Selected excerpt —
Since it is most likely hardware there can be many possible sources including the monitor, the card, the cable, even the motherboard itself.

One simple option to try:
Almost all modern monitors have a user accessible menu. Check the front buttons or the user manual if it's still available. Look for an option called "DEGAUSS". Tube type monitors use magnetic fields to bend the electron beam that produces the picture. Sometimes magnetic fields get out of whack, the DEGAUSS option helps set them straight. This is most often a problem on large monitors, but also happens to small ones. I had a 19 inch monitor that the colors would get out of whack just by rotating it 90 deqrees on the table, as it was sensitive to the magnetic fields of the Earth. DEGAUSS would set it straight.

Good luck.


----------



## max corrigan (Oct 6, 2008)

kevin and bob thanks for your replies to my problem i pretty sure i have narrowed it down to the monitor a couple of years ago i installed a flat screen monitor, (one of those very slim units not sure of the right name)but i kept the original compaq monitor luckily! re-installed this and although the picture is not in the same class as the later one the black smears on red were not there so that is the problem!
Kevin i will now try and do the correction you suggest ie. DEGAUSS i have never heard of that one, it did not come with a manual but i think it has a online effort! i will have to check
thank you both again, if i degauss it and it sorts the problem i will let you know
Regards Max..........


----------



## Circlip (Oct 6, 2008)

Degaussing only applies to CRT type monitors Max, If by Flatscreen type you mean LCD or TFT Flat panel -Only about 3" thick maximum, don't bother looking for degauss. On a CRT - deep back, like the old Tele's, when I switch mine on there's a definate "Boing" which means the degaussing circuit is/has worked.
 Regards Ian.


----------



## max corrigan (Oct 6, 2008)

I have seemingly solved the problem in my last post i mentioned i had tried the old monitor, the old fashioned type! and the problem disappeared, when i reconnected the newer (TFT or LCD it is only about 3" thick) monitor i moved it away from an external hard drive that sat directly underneath the screen as suggested by Kevin as being possible cause ie magnetic field etc.switched on, and the problem was gone! i carefully edged the monitor back over the external h/d expecting to see the black smears come back but it did'nt, so i can only assume possibly unplugging pc connection and reconnecting did the trick, does a monitor reset itself when disconnected for a time? because the problem i have had for months is now ok, without seemingly doing much at all, so all ends well,
once again thanks one and all for taking the time and trouble to help! i am very grateful
Regards Max.............

Recorded information —
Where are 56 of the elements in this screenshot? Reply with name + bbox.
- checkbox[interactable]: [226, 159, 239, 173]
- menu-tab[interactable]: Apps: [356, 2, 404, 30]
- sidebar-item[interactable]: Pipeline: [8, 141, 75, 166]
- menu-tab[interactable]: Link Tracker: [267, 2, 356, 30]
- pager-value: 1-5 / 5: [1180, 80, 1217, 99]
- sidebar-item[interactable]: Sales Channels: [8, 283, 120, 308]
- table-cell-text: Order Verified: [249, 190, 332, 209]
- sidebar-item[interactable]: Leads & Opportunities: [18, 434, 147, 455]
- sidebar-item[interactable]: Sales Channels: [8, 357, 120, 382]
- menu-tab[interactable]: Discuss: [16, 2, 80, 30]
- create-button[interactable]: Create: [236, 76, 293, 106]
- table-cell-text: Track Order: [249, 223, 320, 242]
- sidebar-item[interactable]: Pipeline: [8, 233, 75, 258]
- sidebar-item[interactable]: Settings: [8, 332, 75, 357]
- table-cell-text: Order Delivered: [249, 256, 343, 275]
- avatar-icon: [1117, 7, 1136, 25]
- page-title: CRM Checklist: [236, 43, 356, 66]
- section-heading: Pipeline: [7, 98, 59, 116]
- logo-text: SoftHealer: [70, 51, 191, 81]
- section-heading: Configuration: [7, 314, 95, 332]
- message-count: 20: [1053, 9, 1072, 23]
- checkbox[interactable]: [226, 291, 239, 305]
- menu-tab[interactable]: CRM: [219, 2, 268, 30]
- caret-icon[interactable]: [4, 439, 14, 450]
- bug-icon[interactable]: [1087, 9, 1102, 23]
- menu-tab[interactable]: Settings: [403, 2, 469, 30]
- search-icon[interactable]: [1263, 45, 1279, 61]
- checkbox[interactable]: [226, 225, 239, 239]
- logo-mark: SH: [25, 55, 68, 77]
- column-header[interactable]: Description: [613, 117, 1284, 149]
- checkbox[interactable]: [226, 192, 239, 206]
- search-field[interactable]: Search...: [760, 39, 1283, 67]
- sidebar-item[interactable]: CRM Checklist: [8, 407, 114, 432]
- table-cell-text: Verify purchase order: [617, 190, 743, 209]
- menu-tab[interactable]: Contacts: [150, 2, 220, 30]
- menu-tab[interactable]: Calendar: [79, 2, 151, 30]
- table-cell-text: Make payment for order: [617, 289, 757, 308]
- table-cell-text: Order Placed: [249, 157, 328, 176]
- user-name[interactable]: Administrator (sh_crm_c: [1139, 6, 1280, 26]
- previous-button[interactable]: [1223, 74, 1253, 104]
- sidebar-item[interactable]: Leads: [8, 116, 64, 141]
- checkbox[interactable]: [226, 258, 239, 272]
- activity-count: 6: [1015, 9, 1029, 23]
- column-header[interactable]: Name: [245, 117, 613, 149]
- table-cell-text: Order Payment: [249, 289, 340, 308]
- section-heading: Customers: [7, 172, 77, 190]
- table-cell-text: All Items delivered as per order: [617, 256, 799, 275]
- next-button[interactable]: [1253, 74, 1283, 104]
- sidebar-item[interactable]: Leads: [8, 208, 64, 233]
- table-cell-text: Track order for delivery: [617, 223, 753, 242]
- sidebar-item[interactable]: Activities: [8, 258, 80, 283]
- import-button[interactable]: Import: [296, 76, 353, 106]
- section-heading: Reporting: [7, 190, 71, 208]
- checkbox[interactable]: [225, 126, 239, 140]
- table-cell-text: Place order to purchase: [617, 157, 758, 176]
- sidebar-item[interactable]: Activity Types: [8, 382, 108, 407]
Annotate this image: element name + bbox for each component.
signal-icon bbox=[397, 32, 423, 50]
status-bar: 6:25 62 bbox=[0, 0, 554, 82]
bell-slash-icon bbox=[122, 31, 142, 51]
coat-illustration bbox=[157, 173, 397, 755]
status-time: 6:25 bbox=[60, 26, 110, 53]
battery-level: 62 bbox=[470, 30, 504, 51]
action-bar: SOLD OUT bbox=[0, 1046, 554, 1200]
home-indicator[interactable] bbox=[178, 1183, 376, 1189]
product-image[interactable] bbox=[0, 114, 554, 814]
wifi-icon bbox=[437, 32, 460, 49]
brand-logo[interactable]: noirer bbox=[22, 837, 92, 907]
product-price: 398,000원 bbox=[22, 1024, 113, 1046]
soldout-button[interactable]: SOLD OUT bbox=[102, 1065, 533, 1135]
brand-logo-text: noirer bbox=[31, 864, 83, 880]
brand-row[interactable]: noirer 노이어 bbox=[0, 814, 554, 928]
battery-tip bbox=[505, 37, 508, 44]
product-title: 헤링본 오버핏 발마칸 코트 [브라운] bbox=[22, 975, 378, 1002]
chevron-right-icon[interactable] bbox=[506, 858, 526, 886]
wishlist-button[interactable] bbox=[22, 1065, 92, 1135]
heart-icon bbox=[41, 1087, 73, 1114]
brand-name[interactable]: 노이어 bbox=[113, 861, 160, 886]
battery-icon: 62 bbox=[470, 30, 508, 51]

Task directions —
Copy out, word for word, the stretch of the monitor forum thread between "Kevin i will" and "Regards Ian.", inclusive.

Complete answer —
Kevin i will now try and do the correction you suggest ie. DEGAUSS i have never heard of that one, it did not come with a manual but i think it has a online effort! i will have to check
thank you both again, if i degauss it and it sorts the problem i will let you know
Regards Max..........


----------



## Circlip (Oct 6, 2008)

Degaussing only applies to CRT type monitors Max, If by Flatscreen type you mean LCD or TFT Flat panel -Only about 3" thick maximum, don't bother looking for degauss. On a CRT - deep back, like the old Tele's, when I switch mine on there's a definate "Boing" which means the degaussing circuit is/has worked.
 Regards Ian.